>> start
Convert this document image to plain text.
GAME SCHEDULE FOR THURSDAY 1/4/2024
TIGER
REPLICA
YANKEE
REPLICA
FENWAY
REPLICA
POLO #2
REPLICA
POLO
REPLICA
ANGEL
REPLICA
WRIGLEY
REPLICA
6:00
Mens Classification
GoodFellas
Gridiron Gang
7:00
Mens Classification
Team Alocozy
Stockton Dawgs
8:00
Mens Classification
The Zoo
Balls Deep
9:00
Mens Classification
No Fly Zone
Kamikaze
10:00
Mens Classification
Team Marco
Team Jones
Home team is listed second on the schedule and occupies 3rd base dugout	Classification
>> end
>> start
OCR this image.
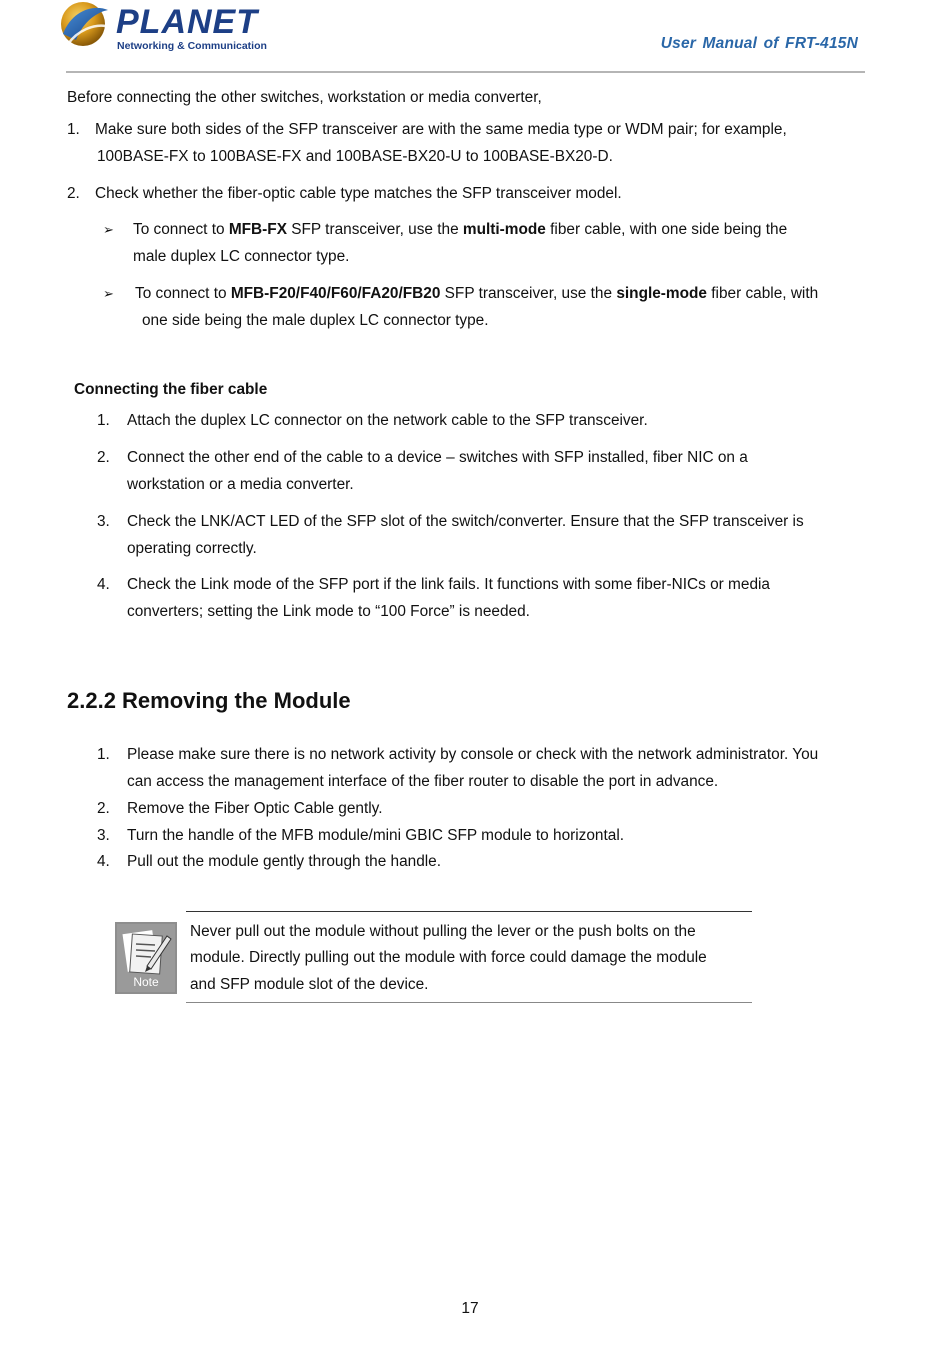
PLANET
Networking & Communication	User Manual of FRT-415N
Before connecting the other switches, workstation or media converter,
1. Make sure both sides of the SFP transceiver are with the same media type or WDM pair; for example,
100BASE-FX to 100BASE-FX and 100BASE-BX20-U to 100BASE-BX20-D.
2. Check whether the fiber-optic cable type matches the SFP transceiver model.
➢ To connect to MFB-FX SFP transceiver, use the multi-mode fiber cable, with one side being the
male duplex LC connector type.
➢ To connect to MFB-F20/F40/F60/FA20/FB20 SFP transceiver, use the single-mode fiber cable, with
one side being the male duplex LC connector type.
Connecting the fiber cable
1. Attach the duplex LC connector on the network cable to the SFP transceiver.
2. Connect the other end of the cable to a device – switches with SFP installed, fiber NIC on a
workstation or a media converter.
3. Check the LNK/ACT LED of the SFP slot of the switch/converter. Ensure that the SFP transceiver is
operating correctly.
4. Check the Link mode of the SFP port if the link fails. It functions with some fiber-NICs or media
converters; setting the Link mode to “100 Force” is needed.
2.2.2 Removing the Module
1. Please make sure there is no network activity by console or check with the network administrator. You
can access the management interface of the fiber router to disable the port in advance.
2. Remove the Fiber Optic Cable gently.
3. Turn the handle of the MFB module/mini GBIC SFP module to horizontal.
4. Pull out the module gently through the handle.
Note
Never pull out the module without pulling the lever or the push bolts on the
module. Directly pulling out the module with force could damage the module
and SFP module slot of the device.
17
>> end
Copy every line from the entries that contains the word "media".

Before connecting the other switches, workstation or media converter,
1. Make sure both sides of the SFP transceiver are with the same media type or WDM pair; for example,
workstation or a media converter.
4. Check the Link mode of the SFP port if the link fails. It functions with some fiber-NICs or media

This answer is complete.